Listings of boxed layout items:
╭──
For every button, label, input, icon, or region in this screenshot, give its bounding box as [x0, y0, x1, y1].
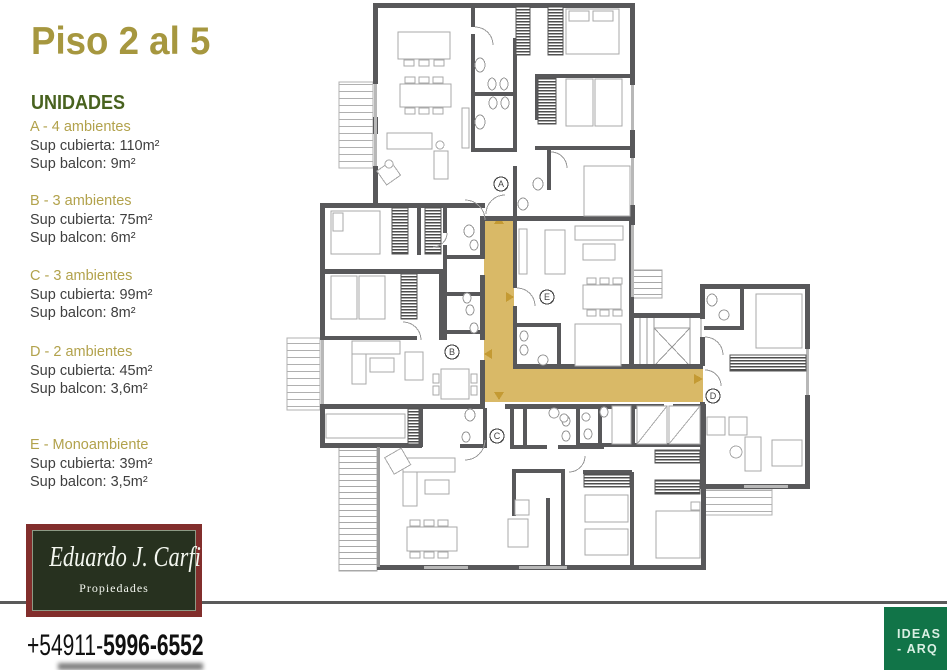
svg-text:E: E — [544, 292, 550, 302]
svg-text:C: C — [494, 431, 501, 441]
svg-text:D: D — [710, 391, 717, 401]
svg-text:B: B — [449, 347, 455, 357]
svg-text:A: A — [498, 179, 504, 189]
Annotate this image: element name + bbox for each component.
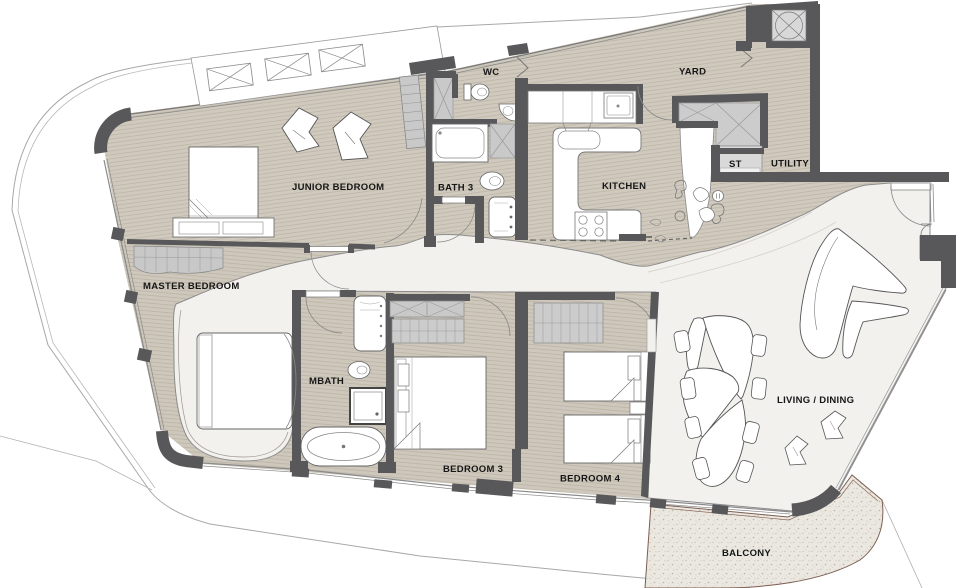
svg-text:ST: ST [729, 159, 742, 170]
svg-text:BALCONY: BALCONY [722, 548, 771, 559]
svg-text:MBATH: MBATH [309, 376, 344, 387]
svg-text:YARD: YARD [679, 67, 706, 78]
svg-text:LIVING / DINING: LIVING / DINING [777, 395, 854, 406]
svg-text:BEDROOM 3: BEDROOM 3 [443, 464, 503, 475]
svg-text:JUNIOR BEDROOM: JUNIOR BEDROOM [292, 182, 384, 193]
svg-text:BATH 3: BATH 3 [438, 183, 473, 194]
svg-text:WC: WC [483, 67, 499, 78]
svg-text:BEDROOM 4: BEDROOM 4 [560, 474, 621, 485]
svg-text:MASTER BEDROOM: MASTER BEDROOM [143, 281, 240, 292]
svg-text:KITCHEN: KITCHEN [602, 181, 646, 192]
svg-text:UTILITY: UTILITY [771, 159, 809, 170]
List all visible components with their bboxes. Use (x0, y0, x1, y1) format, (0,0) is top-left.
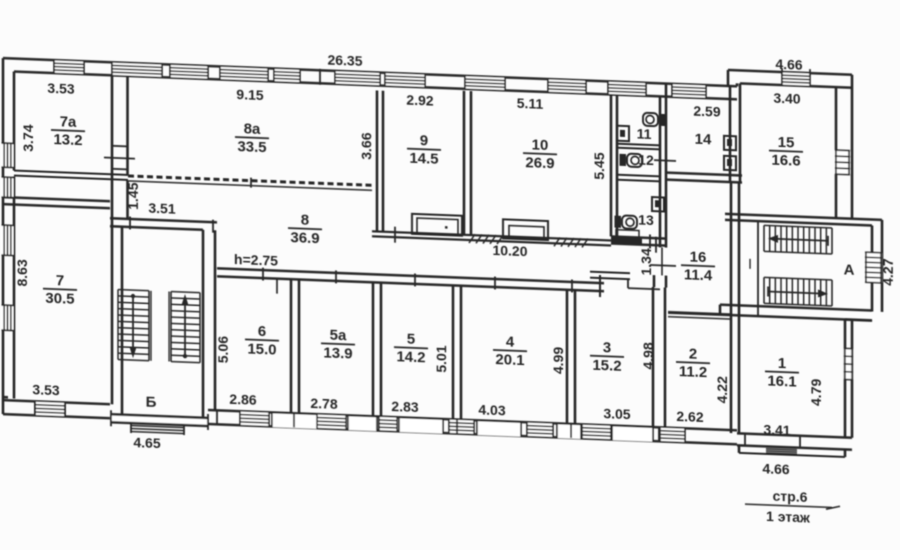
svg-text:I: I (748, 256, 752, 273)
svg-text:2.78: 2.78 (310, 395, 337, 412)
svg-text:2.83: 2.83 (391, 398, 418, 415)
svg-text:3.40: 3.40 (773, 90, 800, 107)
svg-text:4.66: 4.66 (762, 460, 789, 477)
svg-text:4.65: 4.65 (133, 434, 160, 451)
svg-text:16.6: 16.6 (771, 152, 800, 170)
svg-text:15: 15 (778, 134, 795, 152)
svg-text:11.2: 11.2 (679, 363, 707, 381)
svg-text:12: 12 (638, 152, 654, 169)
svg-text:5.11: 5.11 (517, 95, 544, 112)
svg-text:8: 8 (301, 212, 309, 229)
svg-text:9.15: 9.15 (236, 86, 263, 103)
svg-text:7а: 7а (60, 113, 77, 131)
╰──
Reproduce the lines of the listing above, starting with the line that contains "List all visible" and ending with the line that contains "svg-text:12: 12 (638, 152, 654, 169)", including both. Leave the pictures out of your answer.

List all visible components with their bboxes. Use (x0, y0, x1, y1) format, (0,0) is top-left.
svg-text:I: I (748, 256, 752, 273)
svg-text:2.78: 2.78 (310, 395, 337, 412)
svg-text:2.83: 2.83 (391, 398, 418, 415)
svg-text:3.40: 3.40 (773, 90, 800, 107)
svg-text:4.66: 4.66 (762, 460, 789, 477)
svg-text:4.65: 4.65 (133, 434, 160, 451)
svg-text:16.6: 16.6 (771, 152, 800, 170)
svg-text:15: 15 (778, 134, 795, 152)
svg-text:11.2: 11.2 (679, 363, 707, 381)
svg-text:12: 12 (638, 152, 654, 169)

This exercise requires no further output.